→ **What you have to do**:
Copy every line that contains the string "ylabel" from the entries below.

[Extracts from a graphics dataset]
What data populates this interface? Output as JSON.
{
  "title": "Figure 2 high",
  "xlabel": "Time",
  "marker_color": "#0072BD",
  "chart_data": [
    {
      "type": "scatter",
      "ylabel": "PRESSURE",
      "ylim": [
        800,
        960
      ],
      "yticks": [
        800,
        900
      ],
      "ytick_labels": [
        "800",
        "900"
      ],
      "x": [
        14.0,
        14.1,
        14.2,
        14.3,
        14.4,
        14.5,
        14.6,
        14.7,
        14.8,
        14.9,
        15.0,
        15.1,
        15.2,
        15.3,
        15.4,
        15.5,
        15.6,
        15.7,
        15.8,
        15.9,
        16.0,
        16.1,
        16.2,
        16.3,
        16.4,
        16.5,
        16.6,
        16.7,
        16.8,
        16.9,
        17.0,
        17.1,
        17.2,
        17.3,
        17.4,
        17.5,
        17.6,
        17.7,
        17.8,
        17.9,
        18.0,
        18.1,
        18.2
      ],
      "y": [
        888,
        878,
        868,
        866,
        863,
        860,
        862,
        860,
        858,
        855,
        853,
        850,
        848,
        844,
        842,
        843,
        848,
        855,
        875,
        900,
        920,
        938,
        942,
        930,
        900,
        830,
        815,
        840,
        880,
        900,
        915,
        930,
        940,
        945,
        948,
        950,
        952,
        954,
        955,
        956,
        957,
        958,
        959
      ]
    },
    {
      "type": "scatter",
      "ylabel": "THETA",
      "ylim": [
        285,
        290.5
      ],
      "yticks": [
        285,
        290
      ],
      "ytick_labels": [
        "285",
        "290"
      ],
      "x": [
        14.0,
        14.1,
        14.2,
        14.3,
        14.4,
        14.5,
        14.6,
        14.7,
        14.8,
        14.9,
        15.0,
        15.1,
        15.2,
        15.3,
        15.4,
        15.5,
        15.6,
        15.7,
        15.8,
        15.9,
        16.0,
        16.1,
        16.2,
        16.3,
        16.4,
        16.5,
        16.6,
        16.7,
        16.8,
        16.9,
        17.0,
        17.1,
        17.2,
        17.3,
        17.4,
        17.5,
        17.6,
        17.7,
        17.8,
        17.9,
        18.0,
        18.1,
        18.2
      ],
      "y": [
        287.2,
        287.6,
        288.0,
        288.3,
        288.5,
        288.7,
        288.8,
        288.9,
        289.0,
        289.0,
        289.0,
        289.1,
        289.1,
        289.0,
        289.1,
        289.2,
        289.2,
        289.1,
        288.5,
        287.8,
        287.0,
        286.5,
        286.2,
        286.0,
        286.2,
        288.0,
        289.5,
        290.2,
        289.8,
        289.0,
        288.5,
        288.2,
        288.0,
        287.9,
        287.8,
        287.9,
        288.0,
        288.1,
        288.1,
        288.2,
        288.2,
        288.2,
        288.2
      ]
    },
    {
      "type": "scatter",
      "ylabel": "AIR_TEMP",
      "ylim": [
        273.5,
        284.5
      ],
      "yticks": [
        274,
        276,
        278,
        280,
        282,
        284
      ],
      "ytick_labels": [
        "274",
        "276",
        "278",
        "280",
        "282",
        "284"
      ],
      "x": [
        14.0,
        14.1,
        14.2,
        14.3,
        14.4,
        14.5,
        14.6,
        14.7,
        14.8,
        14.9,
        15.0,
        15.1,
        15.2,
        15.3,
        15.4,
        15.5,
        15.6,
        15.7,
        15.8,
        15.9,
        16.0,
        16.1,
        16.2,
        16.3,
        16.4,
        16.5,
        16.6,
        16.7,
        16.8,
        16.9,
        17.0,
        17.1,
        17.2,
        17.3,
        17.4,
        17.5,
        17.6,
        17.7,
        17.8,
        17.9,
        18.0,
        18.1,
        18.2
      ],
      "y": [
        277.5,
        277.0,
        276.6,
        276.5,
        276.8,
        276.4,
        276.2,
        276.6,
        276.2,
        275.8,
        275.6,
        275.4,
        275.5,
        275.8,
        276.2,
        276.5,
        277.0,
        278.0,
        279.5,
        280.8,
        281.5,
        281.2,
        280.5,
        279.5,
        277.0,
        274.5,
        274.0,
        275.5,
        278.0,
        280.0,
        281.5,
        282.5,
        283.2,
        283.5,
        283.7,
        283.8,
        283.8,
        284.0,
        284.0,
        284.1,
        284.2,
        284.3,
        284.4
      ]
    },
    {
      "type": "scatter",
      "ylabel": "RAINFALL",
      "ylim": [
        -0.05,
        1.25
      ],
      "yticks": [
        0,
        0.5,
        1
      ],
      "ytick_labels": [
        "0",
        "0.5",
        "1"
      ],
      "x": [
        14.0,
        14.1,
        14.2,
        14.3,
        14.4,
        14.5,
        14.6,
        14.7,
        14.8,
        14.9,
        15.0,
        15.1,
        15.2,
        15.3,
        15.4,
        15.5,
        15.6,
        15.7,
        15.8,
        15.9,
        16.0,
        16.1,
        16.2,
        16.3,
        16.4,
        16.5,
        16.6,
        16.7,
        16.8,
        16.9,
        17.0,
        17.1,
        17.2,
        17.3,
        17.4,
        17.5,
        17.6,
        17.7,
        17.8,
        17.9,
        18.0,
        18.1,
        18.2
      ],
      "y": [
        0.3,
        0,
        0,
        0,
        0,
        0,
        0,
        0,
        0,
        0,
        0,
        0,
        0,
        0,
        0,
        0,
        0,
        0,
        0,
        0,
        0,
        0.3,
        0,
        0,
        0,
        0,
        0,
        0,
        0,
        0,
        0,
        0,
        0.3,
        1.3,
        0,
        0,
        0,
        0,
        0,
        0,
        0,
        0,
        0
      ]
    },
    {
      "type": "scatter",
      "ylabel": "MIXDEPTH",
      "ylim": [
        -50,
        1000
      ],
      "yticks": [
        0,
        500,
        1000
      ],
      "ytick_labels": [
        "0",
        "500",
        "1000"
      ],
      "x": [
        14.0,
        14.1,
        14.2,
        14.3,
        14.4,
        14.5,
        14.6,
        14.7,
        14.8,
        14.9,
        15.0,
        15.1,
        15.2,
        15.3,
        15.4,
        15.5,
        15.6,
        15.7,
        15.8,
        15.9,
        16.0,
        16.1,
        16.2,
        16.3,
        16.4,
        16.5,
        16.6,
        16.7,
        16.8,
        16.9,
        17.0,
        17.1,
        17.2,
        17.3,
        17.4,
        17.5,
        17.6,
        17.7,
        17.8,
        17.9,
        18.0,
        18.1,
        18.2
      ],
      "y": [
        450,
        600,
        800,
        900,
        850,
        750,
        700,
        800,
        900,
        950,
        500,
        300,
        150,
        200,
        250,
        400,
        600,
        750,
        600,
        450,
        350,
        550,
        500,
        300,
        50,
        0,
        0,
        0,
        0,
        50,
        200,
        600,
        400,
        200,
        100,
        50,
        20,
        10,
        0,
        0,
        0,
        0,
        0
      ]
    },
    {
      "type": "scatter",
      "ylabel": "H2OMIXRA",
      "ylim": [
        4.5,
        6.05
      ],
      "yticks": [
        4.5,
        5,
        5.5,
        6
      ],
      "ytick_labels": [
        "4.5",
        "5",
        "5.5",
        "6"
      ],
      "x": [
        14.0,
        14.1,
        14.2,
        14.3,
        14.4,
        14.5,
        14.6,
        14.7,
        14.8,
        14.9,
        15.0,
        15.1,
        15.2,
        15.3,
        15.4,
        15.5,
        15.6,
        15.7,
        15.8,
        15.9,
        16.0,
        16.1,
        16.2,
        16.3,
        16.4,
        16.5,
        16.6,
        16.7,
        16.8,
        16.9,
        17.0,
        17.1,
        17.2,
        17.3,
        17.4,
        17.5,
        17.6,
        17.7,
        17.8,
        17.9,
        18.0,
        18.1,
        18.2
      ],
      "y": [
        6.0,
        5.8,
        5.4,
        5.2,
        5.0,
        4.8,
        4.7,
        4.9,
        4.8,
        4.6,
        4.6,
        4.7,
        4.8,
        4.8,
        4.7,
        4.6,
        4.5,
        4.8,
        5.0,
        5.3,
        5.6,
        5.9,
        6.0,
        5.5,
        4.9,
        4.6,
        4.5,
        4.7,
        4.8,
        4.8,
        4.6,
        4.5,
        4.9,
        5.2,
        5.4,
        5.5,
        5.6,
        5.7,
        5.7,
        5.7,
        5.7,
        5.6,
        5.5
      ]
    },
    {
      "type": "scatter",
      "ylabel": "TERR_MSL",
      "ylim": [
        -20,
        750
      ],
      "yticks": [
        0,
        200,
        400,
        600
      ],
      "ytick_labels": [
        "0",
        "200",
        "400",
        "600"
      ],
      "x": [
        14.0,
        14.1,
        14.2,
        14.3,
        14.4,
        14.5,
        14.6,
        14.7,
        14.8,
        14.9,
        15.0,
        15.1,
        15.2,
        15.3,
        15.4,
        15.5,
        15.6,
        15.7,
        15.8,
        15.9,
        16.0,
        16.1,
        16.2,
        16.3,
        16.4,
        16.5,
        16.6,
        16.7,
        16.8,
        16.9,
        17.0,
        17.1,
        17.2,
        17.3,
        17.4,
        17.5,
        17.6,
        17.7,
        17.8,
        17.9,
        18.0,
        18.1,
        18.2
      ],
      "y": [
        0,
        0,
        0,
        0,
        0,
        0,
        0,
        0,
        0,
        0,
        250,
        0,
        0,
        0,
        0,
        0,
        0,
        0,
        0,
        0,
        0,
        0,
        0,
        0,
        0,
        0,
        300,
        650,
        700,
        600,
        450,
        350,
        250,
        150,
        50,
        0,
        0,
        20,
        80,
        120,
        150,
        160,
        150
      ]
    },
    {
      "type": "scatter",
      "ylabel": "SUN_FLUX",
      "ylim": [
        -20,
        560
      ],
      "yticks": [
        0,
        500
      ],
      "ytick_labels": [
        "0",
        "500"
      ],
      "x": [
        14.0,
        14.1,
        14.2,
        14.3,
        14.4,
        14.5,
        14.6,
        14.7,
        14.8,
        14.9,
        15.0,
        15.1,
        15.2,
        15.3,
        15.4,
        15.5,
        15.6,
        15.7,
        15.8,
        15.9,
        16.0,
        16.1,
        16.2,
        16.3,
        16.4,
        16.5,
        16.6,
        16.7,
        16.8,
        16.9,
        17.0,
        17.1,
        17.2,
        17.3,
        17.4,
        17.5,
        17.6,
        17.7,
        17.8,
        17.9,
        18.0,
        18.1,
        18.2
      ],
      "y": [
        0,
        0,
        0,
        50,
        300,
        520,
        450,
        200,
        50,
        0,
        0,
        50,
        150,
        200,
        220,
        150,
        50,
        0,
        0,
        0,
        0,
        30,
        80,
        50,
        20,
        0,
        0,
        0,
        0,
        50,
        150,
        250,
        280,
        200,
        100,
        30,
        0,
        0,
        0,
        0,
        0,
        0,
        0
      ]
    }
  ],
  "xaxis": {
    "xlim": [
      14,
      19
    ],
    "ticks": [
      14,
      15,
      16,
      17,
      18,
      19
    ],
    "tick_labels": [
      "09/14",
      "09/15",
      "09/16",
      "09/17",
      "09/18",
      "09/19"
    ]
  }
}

→ **Written solution**:
      "ylabel": "PRESSURE",
      "ylabel": "THETA",
      "ylabel": "AIR_TEMP",
      "ylabel": "RAINFALL",
      "ylabel": "MIXDEPTH",
      "ylabel": "H2OMIXRA",
      "ylabel": "TERR_MSL",
      "ylabel": "SUN_FLUX",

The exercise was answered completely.